-- Begin Material provided --

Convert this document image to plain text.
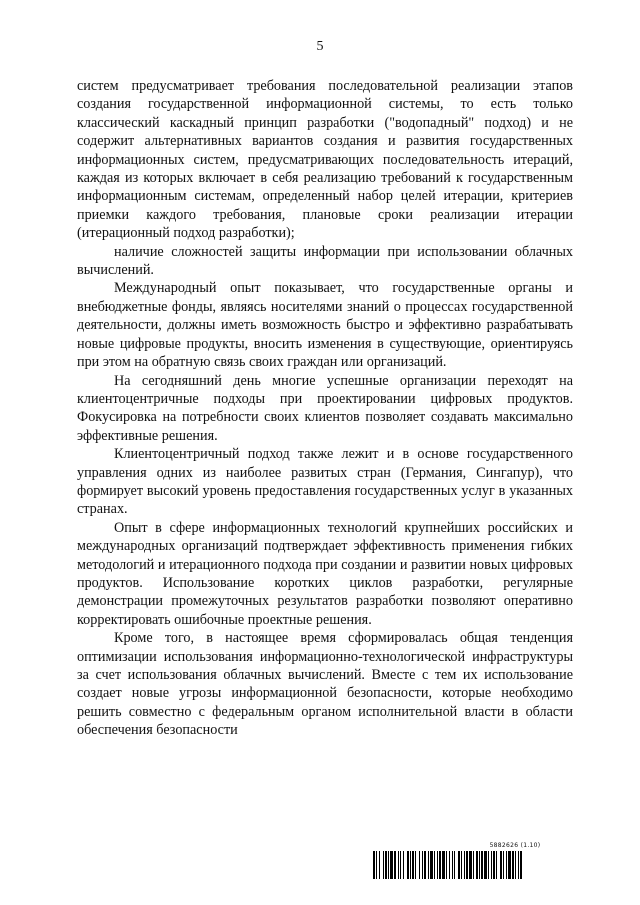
5

систем предусматривает требования последовательной реализации этапов создания государственной информационной системы, то есть только классический каскадный принцип разработки ("водопадный" подход) и не содержит альтернативных вариантов создания и развития государственных информационных систем, предусматривающих последовательность итераций, каждая из которых включает в себя реализацию требований к государственным информационным системам, определенный набор целей итерации, критериев приемки каждого требования, плановые сроки реализации итерации (итерационный подход разработки);

наличие сложностей защиты информации при использовании облачных вычислений.

Международный опыт показывает, что государственные органы и внебюджетные фонды, являясь носителями знаний о процессах государственной деятельности, должны иметь возможность быстро и эффективно разрабатывать новые цифровые продукты, вносить изменения в существующие, ориентируясь при этом на обратную связь своих граждан или организаций.

На сегодняшний день многие успешные организации переходят на клиентоцентричные подходы при проектировании цифровых продуктов. Фокусировка на потребности своих клиентов позволяет создавать максимально эффективные решения.

Клиентоцентричный подход также лежит и в основе государственного управления одних из наиболее развитых стран (Германия, Сингапур), что формирует высокий уровень предоставления государственных услуг в указанных странах.

Опыт в сфере информационных технологий крупнейших российских и международных организаций подтверждает эффективность применения гибких методологий и итерационного подхода при создании и развитии новых цифровых продуктов. Использование коротких циклов разработки, регулярные демонстрации промежуточных результатов разработки позволяют оперативно корректировать ошибочные проектные решения.

Кроме того, в настоящее время сформировалась общая тенденция оптимизации использования информационно-технологической инфраструктуры за счет использования облачных вычислений. Вместе с тем их использование создает новые угрозы информационной безопасности, которые необходимо решить совместно с федеральным органом исполнительной власти в области обеспечения безопасности

5882626 (1.10)
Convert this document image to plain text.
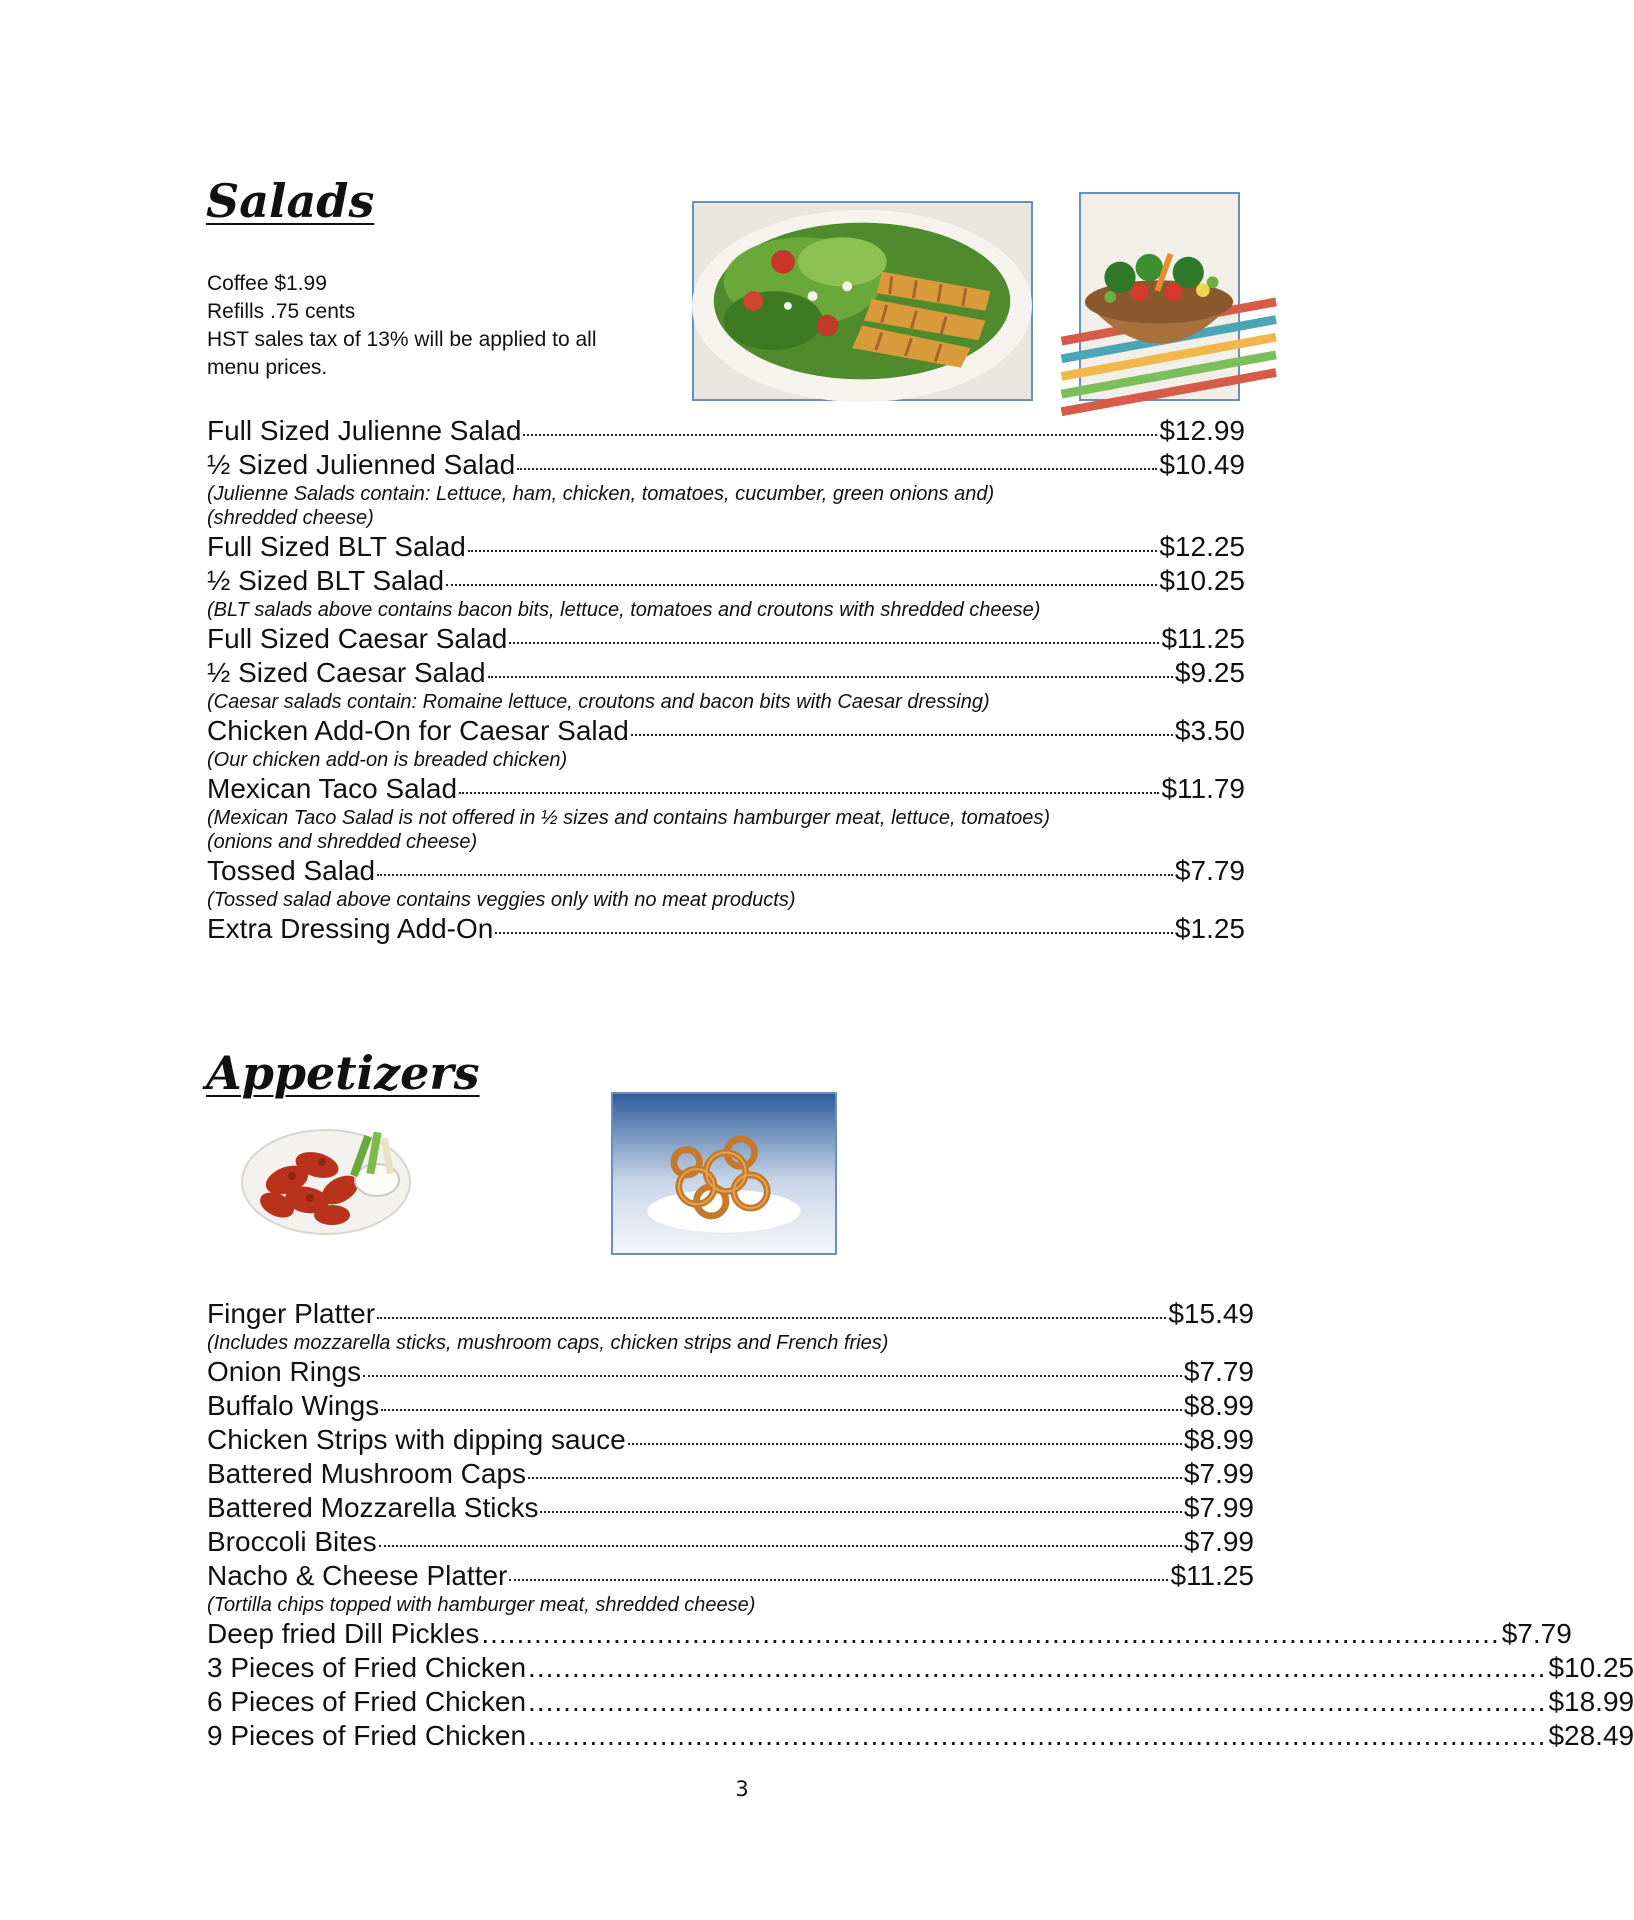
Salads
Coffee $1.99
Refills .75 cents
HST sales tax of 13% will be applied to all
menu prices.
Full Sized Julienne Salad	$12.99
½ Sized Julienned Salad	$10.49
(Julienne Salads contain: Lettuce, ham, chicken, tomatoes, cucumber, green onions and)
(shredded cheese)
Full Sized BLT Salad	$12.25
½ Sized BLT Salad	$10.25
(BLT salads above contains bacon bits, lettuce, tomatoes and croutons with shredded cheese)
Full Sized Caesar Salad	$11.25
½ Sized Caesar Salad	$9.25
(Caesar salads contain: Romaine lettuce, croutons and bacon bits with Caesar dressing)
Chicken Add-On for Caesar Salad	$3.50
(Our chicken add-on is breaded chicken)
Mexican Taco Salad	$11.79
(Mexican Taco Salad is not offered in ½ sizes and contains hamburger meat, lettuce, tomatoes)
(onions and shredded cheese)
Tossed Salad	$7.79
(Tossed salad above contains veggies only with no meat products)
Extra Dressing Add-On	$1.25
Appetizers
Finger Platter	$15.49
(Includes mozzarella sticks, mushroom caps, chicken strips and French fries)
Onion Rings	$7.79
Buffalo Wings	$8.99
Chicken Strips with dipping sauce	$8.99
Battered Mushroom Caps	$7.99
Battered Mozzarella Sticks	$7.99
Broccoli Bites	$7.99
Nacho & Cheese Platter	$11.25
(Tortilla chips topped with hamburger meat, shredded cheese)
Deep fried Dill Pickles .................................................................................................................... $7.79
3 Pieces of Fried Chicken .................................................................................................................... $10.25
6 Pieces of Fried Chicken .................................................................................................................... $18.99
9 Pieces of Fried Chicken .................................................................................................................... $28.49
3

-- End Material provided --

» Given request:
List every line from the entries above in which "государственной" appears.

» Written answer:
систем предусматривает требования последовательной реализации этапов создания государственной информационной системы, то есть только классический каскадный принцип разработки ("водопадный" подход) и не содержит альтернативных вариантов создания и развития государственных информационных систем, предусматривающих последовательность итераций, каждая из которых включает в себя реализацию требований к государственным информационным системам, определенный набор целей итерации, критериев приемки каждого требования, плановые сроки реализации итерации (итерационный подход разработки);
Международный опыт показывает, что государственные органы и внебюджетные фонды, являясь носителями знаний о процессах государственной деятельности, должны иметь возможность быстро и эффективно разрабатывать новые цифровые продукты, вносить изменения в существующие, ориентируясь при этом на обратную связь своих граждан или организаций.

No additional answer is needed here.